======== Source material ========
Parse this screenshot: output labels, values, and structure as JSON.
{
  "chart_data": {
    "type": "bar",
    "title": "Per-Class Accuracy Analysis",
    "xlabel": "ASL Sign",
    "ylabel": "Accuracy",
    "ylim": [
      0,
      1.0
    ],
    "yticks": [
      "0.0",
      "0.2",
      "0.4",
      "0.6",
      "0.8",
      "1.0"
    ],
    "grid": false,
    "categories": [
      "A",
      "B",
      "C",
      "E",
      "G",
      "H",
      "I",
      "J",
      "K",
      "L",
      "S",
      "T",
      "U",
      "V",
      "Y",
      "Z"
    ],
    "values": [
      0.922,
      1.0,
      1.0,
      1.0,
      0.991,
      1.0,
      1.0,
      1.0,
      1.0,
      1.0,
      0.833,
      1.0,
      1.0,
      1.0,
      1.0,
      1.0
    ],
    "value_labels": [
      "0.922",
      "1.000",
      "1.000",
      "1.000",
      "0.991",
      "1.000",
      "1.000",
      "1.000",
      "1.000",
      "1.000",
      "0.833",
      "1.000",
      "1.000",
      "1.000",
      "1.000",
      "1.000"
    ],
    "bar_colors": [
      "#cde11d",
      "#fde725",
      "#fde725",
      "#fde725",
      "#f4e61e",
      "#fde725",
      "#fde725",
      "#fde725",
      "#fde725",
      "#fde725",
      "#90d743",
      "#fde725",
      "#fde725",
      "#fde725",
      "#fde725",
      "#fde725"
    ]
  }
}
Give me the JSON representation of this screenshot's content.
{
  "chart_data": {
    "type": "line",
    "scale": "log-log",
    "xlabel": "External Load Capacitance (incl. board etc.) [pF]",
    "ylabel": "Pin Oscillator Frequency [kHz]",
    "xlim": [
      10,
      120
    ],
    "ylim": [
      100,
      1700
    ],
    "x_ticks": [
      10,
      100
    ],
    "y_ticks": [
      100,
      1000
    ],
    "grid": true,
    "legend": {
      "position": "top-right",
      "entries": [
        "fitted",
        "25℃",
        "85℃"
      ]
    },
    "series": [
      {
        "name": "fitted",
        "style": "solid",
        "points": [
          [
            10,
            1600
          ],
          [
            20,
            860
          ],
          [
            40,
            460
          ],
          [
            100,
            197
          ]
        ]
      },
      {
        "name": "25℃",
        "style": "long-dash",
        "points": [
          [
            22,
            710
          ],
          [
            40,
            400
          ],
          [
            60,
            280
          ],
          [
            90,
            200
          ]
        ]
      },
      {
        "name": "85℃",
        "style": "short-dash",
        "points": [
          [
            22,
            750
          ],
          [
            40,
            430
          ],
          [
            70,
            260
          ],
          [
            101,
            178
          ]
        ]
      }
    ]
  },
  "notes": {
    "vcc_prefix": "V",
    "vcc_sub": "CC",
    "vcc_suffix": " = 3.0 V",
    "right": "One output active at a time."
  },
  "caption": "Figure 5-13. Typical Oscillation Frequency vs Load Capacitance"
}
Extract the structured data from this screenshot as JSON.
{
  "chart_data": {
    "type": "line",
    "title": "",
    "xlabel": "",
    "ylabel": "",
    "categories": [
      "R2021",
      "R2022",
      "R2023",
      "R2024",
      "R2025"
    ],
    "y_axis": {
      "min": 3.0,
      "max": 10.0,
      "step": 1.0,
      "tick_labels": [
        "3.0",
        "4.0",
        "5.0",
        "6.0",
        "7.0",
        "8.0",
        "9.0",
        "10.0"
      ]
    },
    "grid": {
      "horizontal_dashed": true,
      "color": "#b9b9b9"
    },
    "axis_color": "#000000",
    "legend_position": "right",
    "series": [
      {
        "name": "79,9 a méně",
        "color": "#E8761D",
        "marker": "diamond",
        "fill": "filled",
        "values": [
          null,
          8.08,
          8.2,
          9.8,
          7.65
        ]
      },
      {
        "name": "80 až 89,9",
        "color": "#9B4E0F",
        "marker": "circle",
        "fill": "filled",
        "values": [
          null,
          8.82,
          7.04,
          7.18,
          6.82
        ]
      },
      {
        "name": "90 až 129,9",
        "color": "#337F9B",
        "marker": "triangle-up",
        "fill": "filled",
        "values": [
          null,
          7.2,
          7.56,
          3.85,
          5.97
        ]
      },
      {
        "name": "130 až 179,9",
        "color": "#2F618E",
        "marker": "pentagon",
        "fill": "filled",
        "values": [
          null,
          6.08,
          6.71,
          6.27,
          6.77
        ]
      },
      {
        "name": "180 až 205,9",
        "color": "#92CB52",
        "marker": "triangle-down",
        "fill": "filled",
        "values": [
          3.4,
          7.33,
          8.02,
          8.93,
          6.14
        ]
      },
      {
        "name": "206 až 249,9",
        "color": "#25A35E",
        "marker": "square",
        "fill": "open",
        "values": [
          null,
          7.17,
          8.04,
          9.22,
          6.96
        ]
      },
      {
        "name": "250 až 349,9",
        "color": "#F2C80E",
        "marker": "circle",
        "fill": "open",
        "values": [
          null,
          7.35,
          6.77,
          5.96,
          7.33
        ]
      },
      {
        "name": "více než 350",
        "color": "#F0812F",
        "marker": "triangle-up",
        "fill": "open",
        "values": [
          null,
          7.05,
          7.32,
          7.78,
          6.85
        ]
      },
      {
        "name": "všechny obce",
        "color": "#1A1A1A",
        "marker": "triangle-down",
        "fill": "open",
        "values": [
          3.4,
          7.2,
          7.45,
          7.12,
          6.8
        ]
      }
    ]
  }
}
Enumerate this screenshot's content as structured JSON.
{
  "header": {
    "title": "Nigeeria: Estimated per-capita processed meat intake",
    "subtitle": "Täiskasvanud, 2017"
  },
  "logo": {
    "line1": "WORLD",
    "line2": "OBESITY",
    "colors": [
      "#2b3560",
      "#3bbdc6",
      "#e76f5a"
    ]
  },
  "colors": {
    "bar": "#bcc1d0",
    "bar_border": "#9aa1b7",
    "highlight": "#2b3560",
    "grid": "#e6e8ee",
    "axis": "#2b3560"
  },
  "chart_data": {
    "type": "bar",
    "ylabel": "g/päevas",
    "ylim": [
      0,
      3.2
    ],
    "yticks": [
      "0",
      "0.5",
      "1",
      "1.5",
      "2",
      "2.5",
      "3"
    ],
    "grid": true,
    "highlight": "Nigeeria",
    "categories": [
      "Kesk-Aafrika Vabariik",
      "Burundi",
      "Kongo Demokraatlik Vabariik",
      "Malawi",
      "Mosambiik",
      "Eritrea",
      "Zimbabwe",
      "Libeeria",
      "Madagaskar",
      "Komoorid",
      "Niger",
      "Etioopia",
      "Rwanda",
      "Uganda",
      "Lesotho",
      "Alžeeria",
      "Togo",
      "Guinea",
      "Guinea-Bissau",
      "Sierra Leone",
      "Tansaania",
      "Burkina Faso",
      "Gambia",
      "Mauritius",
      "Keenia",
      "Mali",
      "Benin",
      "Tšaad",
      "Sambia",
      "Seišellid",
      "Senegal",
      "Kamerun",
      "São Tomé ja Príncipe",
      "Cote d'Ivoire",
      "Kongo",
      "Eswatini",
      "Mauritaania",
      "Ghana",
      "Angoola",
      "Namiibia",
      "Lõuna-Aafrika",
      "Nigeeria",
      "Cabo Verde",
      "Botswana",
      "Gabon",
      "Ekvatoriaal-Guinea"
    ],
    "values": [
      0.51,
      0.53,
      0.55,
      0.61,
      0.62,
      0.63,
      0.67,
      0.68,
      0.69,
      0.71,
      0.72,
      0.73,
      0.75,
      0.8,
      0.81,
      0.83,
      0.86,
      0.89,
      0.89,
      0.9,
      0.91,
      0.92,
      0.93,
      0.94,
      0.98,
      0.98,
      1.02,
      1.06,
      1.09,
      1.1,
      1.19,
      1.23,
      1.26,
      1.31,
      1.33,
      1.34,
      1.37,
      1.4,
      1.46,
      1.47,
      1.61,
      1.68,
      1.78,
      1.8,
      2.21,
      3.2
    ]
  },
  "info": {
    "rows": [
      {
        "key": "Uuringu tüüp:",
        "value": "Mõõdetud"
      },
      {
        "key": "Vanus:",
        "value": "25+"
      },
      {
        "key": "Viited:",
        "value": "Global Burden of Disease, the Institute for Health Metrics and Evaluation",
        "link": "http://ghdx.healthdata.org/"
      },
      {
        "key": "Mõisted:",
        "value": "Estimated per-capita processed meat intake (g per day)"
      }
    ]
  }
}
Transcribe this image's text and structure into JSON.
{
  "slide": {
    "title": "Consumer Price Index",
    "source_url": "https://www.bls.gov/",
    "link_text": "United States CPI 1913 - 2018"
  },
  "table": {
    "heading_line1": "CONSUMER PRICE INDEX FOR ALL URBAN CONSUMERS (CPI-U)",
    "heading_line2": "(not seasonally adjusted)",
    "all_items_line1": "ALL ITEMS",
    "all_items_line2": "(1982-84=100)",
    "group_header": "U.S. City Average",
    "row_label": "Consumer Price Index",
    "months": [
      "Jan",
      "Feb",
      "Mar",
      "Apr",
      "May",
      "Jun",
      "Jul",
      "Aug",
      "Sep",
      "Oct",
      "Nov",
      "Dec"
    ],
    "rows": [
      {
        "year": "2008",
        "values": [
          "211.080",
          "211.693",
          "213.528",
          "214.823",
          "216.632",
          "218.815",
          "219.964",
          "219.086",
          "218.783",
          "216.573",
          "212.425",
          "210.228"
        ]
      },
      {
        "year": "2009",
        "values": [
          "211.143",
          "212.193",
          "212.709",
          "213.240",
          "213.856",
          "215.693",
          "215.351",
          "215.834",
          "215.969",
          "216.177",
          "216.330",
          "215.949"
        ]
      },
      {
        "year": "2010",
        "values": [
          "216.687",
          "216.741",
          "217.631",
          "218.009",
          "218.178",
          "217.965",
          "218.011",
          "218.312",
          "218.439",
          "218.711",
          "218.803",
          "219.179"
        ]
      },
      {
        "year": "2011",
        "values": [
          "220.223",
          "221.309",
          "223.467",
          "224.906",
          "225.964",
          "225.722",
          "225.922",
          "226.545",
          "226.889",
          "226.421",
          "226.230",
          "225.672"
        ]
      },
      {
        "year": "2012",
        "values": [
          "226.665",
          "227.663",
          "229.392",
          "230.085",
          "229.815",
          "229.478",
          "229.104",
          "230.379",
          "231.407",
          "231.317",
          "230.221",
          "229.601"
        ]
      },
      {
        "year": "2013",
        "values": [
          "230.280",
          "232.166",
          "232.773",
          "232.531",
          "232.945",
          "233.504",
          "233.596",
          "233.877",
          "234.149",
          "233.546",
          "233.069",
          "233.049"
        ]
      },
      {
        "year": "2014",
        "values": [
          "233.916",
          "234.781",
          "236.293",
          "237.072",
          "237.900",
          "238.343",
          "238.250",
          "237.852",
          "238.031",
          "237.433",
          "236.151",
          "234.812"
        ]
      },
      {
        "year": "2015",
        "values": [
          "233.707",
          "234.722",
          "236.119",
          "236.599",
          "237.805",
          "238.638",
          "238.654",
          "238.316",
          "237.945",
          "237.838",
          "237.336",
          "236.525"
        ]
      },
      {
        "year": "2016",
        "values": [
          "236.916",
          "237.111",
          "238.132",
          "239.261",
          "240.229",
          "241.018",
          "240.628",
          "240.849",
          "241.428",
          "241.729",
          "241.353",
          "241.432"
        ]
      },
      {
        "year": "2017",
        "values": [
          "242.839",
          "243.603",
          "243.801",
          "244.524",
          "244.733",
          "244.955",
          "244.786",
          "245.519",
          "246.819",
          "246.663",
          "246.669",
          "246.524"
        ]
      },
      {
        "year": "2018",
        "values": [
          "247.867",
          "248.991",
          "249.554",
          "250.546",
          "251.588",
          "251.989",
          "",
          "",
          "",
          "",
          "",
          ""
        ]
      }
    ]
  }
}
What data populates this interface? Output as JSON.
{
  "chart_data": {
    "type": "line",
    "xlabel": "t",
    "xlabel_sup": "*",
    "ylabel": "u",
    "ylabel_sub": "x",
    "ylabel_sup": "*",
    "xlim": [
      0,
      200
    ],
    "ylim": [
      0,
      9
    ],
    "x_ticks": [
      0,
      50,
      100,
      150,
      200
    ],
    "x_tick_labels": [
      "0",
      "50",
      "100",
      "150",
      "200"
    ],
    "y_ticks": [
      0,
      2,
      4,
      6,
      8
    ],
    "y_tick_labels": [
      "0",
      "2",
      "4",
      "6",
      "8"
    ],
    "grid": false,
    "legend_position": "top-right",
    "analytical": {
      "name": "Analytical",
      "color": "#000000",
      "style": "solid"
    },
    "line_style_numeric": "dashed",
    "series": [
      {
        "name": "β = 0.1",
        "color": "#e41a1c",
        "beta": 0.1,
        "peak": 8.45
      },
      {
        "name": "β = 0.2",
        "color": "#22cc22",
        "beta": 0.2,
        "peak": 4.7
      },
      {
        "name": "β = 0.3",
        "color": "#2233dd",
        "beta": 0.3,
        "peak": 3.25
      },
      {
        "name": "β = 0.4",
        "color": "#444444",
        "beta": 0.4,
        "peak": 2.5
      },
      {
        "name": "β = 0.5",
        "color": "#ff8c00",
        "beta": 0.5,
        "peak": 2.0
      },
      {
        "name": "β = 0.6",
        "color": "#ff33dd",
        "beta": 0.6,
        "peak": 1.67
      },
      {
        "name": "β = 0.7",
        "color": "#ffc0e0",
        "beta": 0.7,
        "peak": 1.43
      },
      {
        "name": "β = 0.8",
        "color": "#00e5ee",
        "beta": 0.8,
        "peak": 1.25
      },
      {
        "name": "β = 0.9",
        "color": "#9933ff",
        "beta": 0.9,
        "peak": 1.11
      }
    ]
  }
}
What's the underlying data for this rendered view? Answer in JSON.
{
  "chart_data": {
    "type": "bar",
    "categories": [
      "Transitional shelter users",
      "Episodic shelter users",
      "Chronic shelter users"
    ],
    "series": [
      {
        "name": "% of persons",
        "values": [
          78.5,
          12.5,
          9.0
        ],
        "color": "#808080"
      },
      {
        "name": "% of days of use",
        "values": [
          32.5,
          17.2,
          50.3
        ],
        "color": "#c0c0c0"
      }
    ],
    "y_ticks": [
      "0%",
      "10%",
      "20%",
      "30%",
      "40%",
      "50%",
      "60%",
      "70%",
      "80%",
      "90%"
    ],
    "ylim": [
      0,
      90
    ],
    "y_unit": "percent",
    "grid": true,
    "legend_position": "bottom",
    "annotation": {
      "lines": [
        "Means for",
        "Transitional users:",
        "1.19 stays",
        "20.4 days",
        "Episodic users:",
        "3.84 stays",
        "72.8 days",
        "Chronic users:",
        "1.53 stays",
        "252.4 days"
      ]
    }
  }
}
========
◆ The request ◆
Every line of the listing that holds "year" should be found and copied.

◆ Final answer ◆
        "year": "2008",
        "year": "2009",
        "year": "2010",
        "year": "2011",
        "year": "2012",
        "year": "2013",
        "year": "2014",
        "year": "2015",
        "year": "2016",
        "year": "2017",
        "year": "2018",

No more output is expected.